Dataset records
######
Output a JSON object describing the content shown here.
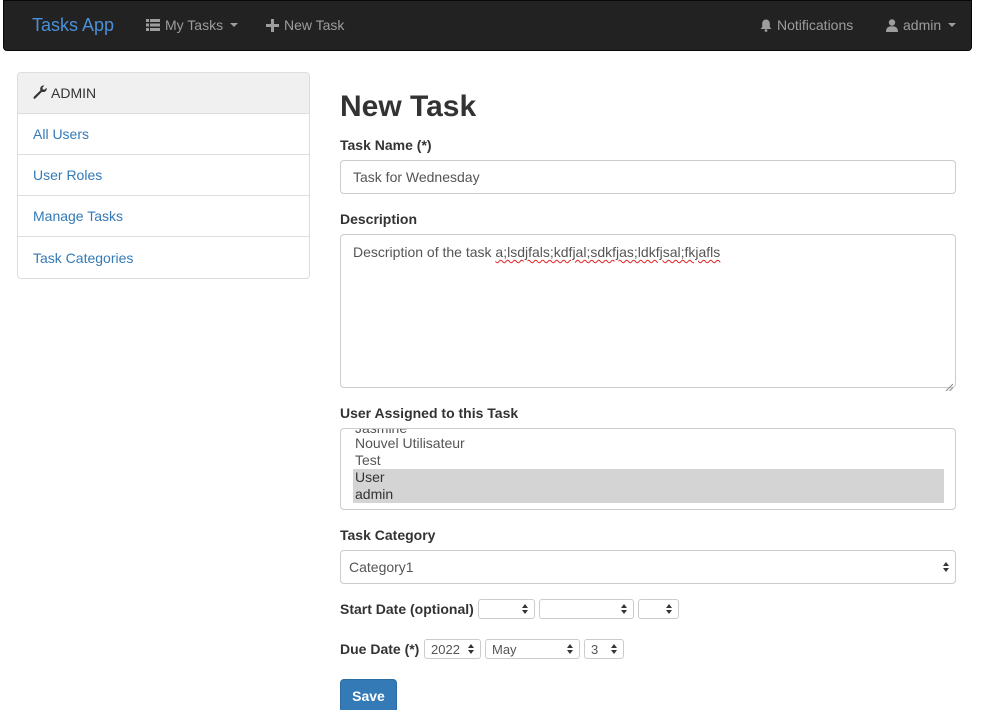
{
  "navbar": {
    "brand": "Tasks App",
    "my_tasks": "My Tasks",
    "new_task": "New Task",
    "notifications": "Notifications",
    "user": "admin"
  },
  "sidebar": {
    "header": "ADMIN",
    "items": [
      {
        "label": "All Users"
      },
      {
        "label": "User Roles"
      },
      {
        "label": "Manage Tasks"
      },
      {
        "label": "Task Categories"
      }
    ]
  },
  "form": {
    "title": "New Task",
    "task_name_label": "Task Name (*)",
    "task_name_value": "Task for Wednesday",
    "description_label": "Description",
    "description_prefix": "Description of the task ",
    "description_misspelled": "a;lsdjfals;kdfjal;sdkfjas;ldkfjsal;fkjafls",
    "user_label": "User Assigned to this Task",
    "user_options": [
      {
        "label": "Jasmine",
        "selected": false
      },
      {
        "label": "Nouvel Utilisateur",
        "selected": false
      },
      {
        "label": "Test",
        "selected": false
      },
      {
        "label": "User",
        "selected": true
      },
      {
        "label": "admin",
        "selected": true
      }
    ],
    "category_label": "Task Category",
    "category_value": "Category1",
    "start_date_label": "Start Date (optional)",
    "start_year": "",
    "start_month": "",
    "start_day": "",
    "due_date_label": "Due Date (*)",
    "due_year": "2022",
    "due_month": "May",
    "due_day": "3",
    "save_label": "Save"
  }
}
######
Stated exercise
Each entry shown above must be quoted exactly, with its pictures left out.

Answer in full
Output a JSON object describing the content shown here.
{
  "navbar": {
    "brand": "Tasks App",
    "my_tasks": "My Tasks",
    "new_task": "New Task",
    "notifications": "Notifications",
    "user": "admin"
  },
  "sidebar": {
    "header": "ADMIN",
    "items": [
      {
        "label": "All Users"
      },
      {
        "label": "User Roles"
      },
      {
        "label": "Manage Tasks"
      },
      {
        "label": "Task Categories"
      }
    ]
  },
  "form": {
    "title": "New Task",
    "task_name_label": "Task Name (*)",
    "task_name_value": "Task for Wednesday",
    "description_label": "Description",
    "description_prefix": "Description of the task ",
    "description_misspelled": "a;lsdjfals;kdfjal;sdkfjas;ldkfjsal;fkjafls",
    "user_label": "User Assigned to this Task",
    "user_options": [
      {
        "label": "Jasmine",
        "selected": false
      },
      {
        "label": "Nouvel Utilisateur",
        "selected": false
      },
      {
        "label": "Test",
        "selected": false
      },
      {
        "label": "User",
        "selected": true
      },
      {
        "label": "admin",
        "selected": true
      }
    ],
    "category_label": "Task Category",
    "category_value": "Category1",
    "start_date_label": "Start Date (optional)",
    "start_year": "",
    "start_month": "",
    "start_day": "",
    "due_date_label": "Due Date (*)",
    "due_year": "2022",
    "due_month": "May",
    "due_day": "3",
    "save_label": "Save"
  }
}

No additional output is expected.